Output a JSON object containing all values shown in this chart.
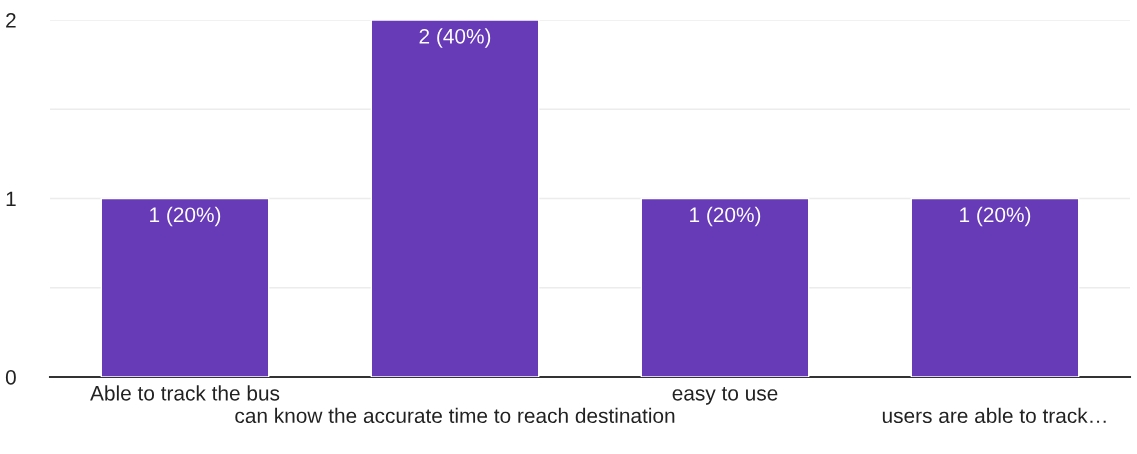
{
  "chart_data": {
    "type": "bar",
    "categories": [
      "Able to track the bus",
      "can know the accurate time to reach destination",
      "easy to use",
      "users are able to track…"
    ],
    "values": [
      1,
      2,
      1,
      1
    ],
    "value_labels": [
      "1 (20%)",
      "2 (40%)",
      "1 (20%)",
      "1 (20%)"
    ],
    "color": "#673ab7",
    "ylim": [
      0,
      2
    ],
    "yticks": [
      0,
      {
        "value": 0.5,
        "label": null
      },
      1,
      {
        "value": 1.5,
        "label": null
      },
      2
    ],
    "grid": "y"
  }
}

Task objective
From the listing above, pick out each line where the word "track" appears.

Problem solution
      "Able to track the bus",
      "users are able to track…"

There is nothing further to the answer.